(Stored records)
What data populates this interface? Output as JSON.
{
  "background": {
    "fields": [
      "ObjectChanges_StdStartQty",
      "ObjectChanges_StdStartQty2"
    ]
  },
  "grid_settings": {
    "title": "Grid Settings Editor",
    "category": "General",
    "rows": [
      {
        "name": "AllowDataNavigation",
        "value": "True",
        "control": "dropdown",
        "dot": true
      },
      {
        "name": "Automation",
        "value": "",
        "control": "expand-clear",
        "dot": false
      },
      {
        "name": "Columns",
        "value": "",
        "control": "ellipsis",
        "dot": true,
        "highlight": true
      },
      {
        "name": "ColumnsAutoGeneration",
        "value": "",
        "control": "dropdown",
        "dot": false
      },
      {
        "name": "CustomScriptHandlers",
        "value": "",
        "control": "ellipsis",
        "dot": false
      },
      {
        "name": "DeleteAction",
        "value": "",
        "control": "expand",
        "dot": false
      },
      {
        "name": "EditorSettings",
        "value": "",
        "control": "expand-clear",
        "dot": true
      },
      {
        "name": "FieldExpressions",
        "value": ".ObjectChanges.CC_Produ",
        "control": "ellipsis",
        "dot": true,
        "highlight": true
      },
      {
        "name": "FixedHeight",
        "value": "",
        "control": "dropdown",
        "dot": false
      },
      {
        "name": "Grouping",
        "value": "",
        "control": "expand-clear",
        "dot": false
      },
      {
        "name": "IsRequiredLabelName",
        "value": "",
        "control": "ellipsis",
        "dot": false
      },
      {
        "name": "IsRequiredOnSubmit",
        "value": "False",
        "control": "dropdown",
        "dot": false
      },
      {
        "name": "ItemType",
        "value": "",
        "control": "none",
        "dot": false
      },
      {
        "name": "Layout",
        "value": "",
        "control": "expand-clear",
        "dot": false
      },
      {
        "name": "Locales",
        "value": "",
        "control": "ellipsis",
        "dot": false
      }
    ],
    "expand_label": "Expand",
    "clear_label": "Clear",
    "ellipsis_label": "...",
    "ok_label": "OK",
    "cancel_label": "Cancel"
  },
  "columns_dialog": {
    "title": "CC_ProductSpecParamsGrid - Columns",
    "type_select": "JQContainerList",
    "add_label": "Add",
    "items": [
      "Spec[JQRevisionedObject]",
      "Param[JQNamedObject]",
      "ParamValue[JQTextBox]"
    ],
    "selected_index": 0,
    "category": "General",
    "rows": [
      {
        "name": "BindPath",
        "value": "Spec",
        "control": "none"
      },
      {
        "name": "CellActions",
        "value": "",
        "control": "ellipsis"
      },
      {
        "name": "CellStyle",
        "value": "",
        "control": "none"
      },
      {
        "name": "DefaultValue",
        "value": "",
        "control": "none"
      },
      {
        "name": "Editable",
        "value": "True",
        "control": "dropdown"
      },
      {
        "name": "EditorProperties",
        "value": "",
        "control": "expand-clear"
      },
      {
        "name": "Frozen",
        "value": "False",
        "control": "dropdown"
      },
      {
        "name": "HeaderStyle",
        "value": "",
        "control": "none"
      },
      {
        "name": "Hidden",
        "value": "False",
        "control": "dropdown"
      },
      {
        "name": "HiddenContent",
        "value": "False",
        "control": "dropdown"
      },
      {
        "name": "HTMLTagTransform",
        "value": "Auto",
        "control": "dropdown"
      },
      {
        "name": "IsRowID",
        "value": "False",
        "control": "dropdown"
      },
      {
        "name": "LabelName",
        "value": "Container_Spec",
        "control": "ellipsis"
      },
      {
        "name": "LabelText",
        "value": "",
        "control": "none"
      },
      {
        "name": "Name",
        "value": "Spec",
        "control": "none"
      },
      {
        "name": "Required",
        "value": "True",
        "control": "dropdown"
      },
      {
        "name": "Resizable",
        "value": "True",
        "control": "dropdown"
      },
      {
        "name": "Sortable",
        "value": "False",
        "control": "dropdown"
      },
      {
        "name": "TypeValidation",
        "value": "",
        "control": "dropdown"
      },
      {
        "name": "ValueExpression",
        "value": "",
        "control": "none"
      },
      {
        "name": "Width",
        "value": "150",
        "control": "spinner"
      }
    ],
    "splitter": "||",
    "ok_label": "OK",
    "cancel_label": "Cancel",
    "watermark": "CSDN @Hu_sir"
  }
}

* [WHAT YOU SHOULD DO] Write every line of the material above again, exactly.

* [PROBLEM SOLUTION]
What data populates this interface? Output as JSON.
{
  "background": {
    "fields": [
      "ObjectChanges_StdStartQty",
      "ObjectChanges_StdStartQty2"
    ]
  },
  "grid_settings": {
    "title": "Grid Settings Editor",
    "category": "General",
    "rows": [
      {
        "name": "AllowDataNavigation",
        "value": "True",
        "control": "dropdown",
        "dot": true
      },
      {
        "name": "Automation",
        "value": "",
        "control": "expand-clear",
        "dot": false
      },
      {
        "name": "Columns",
        "value": "",
        "control": "ellipsis",
        "dot": true,
        "highlight": true
      },
      {
        "name": "ColumnsAutoGeneration",
        "value": "",
        "control": "dropdown",
        "dot": false
      },
      {
        "name": "CustomScriptHandlers",
        "value": "",
        "control": "ellipsis",
        "dot": false
      },
      {
        "name": "DeleteAction",
        "value": "",
        "control": "expand",
        "dot": false
      },
      {
        "name": "EditorSettings",
        "value": "",
        "control": "expand-clear",
        "dot": true
      },
      {
        "name": "FieldExpressions",
        "value": ".ObjectChanges.CC_Produ",
        "control": "ellipsis",
        "dot": true,
        "highlight": true
      },
      {
        "name": "FixedHeight",
        "value": "",
        "control": "dropdown",
        "dot": false
      },
      {
        "name": "Grouping",
        "value": "",
        "control": "expand-clear",
        "dot": false
      },
      {
        "name": "IsRequiredLabelName",
        "value": "",
        "control": "ellipsis",
        "dot": false
      },
      {
        "name": "IsRequiredOnSubmit",
        "value": "False",
        "control": "dropdown",
        "dot": false
      },
      {
        "name": "ItemType",
        "value": "",
        "control": "none",
        "dot": false
      },
      {
        "name": "Layout",
        "value": "",
        "control": "expand-clear",
        "dot": false
      },
      {
        "name": "Locales",
        "value": "",
        "control": "ellipsis",
        "dot": false
      }
    ],
    "expand_label": "Expand",
    "clear_label": "Clear",
    "ellipsis_label": "...",
    "ok_label": "OK",
    "cancel_label": "Cancel"
  },
  "columns_dialog": {
    "title": "CC_ProductSpecParamsGrid - Columns",
    "type_select": "JQContainerList",
    "add_label": "Add",
    "items": [
      "Spec[JQRevisionedObject]",
      "Param[JQNamedObject]",
      "ParamValue[JQTextBox]"
    ],
    "selected_index": 0,
    "category": "General",
    "rows": [
      {
        "name": "BindPath",
        "value": "Spec",
        "control": "none"
      },
      {
        "name": "CellActions",
        "value": "",
        "control": "ellipsis"
      },
      {
        "name": "CellStyle",
        "value": "",
        "control": "none"
      },
      {
        "name": "DefaultValue",
        "value": "",
        "control": "none"
      },
      {
        "name": "Editable",
        "value": "True",
        "control": "dropdown"
      },
      {
        "name": "EditorProperties",
        "value": "",
        "control": "expand-clear"
      },
      {
        "name": "Frozen",
        "value": "False",
        "control": "dropdown"
      },
      {
        "name": "HeaderStyle",
        "value": "",
        "control": "none"
      },
      {
        "name": "Hidden",
        "value": "False",
        "control": "dropdown"
      },
      {
        "name": "HiddenContent",
        "value": "False",
        "control": "dropdown"
      },
      {
        "name": "HTMLTagTransform",
        "value": "Auto",
        "control": "dropdown"
      },
      {
        "name": "IsRowID",
        "value": "False",
        "control": "dropdown"
      },
      {
        "name": "LabelName",
        "value": "Container_Spec",
        "control": "ellipsis"
      },
      {
        "name": "LabelText",
        "value": "",
        "control": "none"
      },
      {
        "name": "Name",
        "value": "Spec",
        "control": "none"
      },
      {
        "name": "Required",
        "value": "True",
        "control": "dropdown"
      },
      {
        "name": "Resizable",
        "value": "True",
        "control": "dropdown"
      },
      {
        "name": "Sortable",
        "value": "False",
        "control": "dropdown"
      },
      {
        "name": "TypeValidation",
        "value": "",
        "control": "dropdown"
      },
      {
        "name": "ValueExpression",
        "value": "",
        "control": "none"
      },
      {
        "name": "Width",
        "value": "150",
        "control": "spinner"
      }
    ],
    "splitter": "||",
    "ok_label": "OK",
    "cancel_label": "Cancel",
    "watermark": "CSDN @Hu_sir"
  }
}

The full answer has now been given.